**** GIVEN DATA ****

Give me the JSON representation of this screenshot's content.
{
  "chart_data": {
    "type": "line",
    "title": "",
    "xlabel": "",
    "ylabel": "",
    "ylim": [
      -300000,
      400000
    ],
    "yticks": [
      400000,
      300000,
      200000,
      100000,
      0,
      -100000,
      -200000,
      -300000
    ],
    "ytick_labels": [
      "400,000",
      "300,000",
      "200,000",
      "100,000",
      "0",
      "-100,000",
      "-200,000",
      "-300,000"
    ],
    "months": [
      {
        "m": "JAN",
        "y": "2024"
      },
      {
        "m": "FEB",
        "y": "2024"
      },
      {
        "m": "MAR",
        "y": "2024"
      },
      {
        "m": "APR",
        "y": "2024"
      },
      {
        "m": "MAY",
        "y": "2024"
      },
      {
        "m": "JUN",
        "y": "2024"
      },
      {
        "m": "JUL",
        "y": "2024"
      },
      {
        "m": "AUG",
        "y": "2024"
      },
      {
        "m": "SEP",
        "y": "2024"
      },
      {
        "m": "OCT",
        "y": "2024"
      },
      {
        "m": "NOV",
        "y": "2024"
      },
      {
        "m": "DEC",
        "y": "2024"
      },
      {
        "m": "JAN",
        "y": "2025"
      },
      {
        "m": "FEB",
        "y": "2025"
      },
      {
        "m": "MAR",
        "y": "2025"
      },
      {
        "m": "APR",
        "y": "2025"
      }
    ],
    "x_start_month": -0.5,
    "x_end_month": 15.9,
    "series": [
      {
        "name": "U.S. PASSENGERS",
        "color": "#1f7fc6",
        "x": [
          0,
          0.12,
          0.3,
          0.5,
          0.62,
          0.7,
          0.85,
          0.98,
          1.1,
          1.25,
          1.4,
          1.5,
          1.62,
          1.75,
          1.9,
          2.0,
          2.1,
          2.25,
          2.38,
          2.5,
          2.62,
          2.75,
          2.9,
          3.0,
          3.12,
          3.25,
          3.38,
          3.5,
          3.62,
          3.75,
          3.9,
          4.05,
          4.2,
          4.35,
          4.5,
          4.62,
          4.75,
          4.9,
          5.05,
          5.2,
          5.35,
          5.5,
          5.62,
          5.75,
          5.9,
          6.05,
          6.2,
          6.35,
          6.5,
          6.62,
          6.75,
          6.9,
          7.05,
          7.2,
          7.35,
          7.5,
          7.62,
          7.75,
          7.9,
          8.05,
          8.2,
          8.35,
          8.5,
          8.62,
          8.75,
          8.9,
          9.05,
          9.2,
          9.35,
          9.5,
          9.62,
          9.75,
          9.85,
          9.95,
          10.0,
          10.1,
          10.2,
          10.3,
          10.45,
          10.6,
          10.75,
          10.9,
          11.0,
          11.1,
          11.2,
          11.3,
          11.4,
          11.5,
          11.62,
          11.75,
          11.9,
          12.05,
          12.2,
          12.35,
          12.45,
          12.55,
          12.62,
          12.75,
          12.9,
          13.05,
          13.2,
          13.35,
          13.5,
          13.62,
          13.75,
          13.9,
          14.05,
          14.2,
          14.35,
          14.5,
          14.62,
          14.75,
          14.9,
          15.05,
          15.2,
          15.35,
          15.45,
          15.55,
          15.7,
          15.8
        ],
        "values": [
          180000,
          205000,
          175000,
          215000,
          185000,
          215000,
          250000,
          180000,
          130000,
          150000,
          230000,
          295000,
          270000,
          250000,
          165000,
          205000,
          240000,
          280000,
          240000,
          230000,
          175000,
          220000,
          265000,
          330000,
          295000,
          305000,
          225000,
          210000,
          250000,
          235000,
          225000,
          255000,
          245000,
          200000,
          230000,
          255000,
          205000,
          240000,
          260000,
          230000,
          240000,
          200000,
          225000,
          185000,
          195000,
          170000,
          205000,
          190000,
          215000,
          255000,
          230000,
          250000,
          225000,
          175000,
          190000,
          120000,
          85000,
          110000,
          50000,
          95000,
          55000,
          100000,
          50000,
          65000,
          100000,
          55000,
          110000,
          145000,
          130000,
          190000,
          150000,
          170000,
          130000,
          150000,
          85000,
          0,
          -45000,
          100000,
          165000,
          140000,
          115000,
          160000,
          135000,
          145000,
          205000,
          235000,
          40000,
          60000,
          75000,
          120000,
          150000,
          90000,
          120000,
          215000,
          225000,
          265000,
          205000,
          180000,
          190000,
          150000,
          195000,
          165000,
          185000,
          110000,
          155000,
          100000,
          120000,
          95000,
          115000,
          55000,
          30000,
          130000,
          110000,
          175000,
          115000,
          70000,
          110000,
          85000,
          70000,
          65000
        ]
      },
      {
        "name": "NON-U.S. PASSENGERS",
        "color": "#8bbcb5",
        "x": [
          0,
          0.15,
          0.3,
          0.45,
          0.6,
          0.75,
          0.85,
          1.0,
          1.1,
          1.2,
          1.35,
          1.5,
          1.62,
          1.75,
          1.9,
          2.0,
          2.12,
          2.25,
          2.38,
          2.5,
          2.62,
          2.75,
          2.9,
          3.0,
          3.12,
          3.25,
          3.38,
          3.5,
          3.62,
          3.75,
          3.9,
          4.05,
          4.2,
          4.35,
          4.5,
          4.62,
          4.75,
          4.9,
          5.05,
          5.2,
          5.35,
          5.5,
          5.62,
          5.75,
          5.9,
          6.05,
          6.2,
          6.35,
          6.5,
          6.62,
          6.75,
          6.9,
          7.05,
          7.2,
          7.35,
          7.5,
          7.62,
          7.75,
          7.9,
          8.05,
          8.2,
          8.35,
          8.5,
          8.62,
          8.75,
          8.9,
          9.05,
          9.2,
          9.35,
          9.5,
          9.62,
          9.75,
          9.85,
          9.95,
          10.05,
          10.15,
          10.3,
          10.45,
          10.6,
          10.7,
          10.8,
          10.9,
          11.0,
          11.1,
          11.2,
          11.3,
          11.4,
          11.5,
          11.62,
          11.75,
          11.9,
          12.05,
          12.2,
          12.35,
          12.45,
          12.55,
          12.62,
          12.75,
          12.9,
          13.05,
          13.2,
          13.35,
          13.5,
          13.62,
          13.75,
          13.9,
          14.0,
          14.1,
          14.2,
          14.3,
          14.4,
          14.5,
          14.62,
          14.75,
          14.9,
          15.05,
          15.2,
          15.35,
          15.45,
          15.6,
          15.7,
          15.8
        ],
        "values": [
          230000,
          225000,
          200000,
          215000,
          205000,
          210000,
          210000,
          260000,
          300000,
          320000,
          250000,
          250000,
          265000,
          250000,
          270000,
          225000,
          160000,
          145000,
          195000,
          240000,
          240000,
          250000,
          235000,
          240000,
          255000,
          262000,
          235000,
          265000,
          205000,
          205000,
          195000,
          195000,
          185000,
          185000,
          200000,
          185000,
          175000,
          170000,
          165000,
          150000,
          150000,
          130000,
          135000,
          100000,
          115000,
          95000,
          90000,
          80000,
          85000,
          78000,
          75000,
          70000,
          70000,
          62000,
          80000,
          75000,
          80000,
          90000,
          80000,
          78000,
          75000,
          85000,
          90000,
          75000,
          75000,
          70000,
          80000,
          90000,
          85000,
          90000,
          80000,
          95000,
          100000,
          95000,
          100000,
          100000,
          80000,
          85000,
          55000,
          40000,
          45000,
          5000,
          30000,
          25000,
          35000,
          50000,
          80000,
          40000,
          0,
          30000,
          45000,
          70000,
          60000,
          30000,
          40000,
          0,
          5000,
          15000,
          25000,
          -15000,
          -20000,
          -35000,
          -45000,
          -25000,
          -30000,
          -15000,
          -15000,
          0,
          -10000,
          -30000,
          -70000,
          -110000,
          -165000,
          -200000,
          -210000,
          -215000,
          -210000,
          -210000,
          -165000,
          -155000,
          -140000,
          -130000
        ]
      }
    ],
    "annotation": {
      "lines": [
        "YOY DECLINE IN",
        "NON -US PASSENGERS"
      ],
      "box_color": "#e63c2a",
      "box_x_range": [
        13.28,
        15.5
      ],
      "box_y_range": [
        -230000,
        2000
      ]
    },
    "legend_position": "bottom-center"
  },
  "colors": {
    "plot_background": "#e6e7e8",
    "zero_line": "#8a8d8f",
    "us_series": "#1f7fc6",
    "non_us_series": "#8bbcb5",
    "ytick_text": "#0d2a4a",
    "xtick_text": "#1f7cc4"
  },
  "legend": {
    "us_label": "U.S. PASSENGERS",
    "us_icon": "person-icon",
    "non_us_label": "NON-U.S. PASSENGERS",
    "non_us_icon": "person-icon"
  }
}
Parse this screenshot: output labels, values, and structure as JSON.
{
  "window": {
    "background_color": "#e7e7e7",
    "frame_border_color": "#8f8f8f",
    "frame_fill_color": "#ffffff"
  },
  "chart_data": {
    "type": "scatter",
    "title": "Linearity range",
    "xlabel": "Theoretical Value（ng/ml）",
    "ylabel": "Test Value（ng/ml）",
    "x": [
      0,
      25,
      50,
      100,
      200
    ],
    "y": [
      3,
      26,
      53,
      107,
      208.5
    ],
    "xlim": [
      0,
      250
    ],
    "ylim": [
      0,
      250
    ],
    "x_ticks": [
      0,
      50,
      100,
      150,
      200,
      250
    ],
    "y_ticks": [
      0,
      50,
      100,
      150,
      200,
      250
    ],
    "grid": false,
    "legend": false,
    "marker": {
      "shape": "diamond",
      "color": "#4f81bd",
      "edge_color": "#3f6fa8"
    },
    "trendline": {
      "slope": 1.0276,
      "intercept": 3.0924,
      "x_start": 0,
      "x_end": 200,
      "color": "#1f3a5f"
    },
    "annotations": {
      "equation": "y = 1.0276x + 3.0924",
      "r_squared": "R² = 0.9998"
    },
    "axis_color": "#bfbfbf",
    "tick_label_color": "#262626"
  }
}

****

**PROBLEM TO WORK ON**: The required output is the span of lines from the one containing "Parse this screenshot: output" to the last line, reproduced character for character.

**COMPLETE RESPONSE**:
Parse this screenshot: output labels, values, and structure as JSON.
{
  "window": {
    "background_color": "#e7e7e7",
    "frame_border_color": "#8f8f8f",
    "frame_fill_color": "#ffffff"
  },
  "chart_data": {
    "type": "scatter",
    "title": "Linearity range",
    "xlabel": "Theoretical Value（ng/ml）",
    "ylabel": "Test Value（ng/ml）",
    "x": [
      0,
      25,
      50,
      100,
      200
    ],
    "y": [
      3,
      26,
      53,
      107,
      208.5
    ],
    "xlim": [
      0,
      250
    ],
    "ylim": [
      0,
      250
    ],
    "x_ticks": [
      0,
      50,
      100,
      150,
      200,
      250
    ],
    "y_ticks": [
      0,
      50,
      100,
      150,
      200,
      250
    ],
    "grid": false,
    "legend": false,
    "marker": {
      "shape": "diamond",
      "color": "#4f81bd",
      "edge_color": "#3f6fa8"
    },
    "trendline": {
      "slope": 1.0276,
      "intercept": 3.0924,
      "x_start": 0,
      "x_end": 200,
      "color": "#1f3a5f"
    },
    "annotations": {
      "equation": "y = 1.0276x + 3.0924",
      "r_squared": "R² = 0.9998"
    },
    "axis_color": "#bfbfbf",
    "tick_label_color": "#262626"
  }
}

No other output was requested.